Look through the material below for "frac". Copy every line that contains it.

─── Data ───

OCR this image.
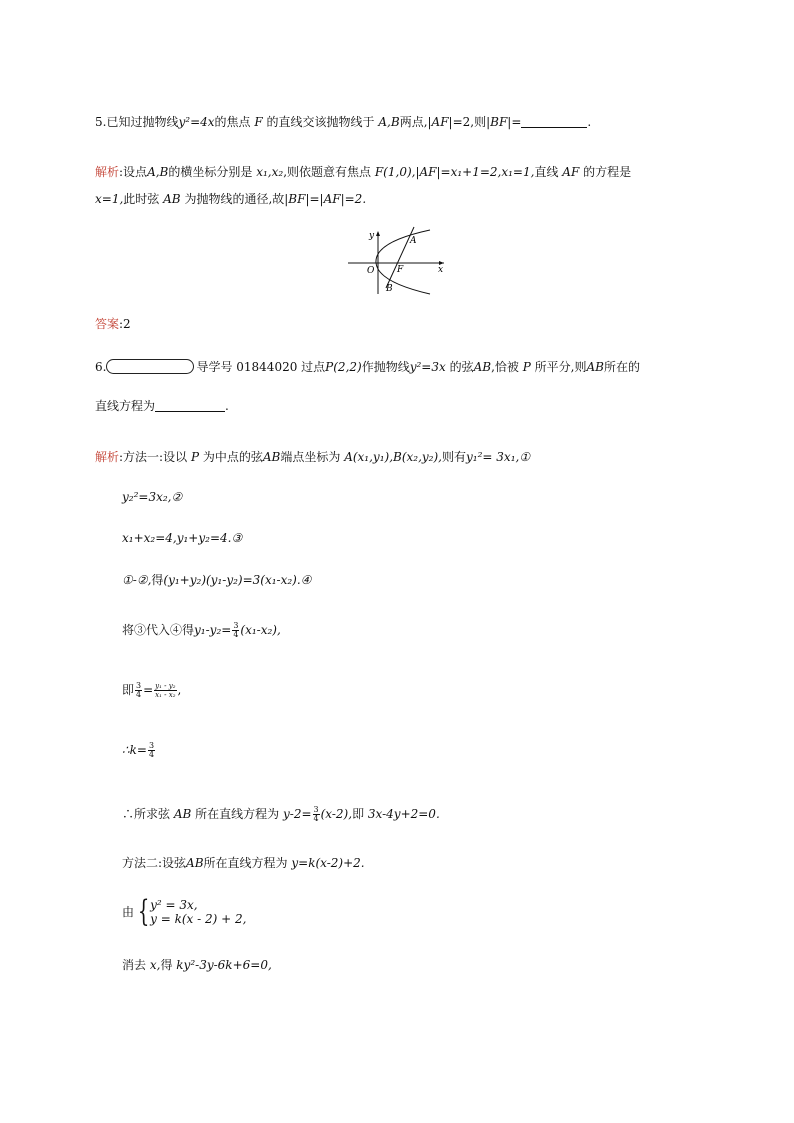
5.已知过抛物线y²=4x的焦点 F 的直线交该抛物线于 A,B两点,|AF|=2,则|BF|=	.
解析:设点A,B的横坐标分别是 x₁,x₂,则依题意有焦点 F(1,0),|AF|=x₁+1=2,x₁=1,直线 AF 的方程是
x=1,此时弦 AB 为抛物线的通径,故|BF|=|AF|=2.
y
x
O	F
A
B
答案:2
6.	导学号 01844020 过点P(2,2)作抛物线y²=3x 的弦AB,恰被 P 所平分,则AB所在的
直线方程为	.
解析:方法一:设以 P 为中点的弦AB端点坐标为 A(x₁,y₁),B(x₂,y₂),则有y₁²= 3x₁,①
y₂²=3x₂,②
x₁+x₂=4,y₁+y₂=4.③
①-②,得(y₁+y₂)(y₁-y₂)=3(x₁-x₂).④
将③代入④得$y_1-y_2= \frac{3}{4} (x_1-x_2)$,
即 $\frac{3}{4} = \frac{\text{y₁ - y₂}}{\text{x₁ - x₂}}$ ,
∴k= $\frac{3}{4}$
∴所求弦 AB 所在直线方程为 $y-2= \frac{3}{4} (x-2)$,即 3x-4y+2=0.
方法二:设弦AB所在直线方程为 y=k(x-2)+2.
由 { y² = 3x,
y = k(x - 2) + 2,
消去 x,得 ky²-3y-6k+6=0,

───

Written solution
将③代入④得$y_1-y_2= \frac{3}{4} (x_1-x_2)$,
即 $\frac{3}{4} = \frac{\text{y₁ - y₂}}{\text{x₁ - x₂}}$ ,
∴k= $\frac{3}{4}$
∴所求弦 AB 所在直线方程为 $y-2= \frac{3}{4} (x-2)$,即 3x-4y+2=0.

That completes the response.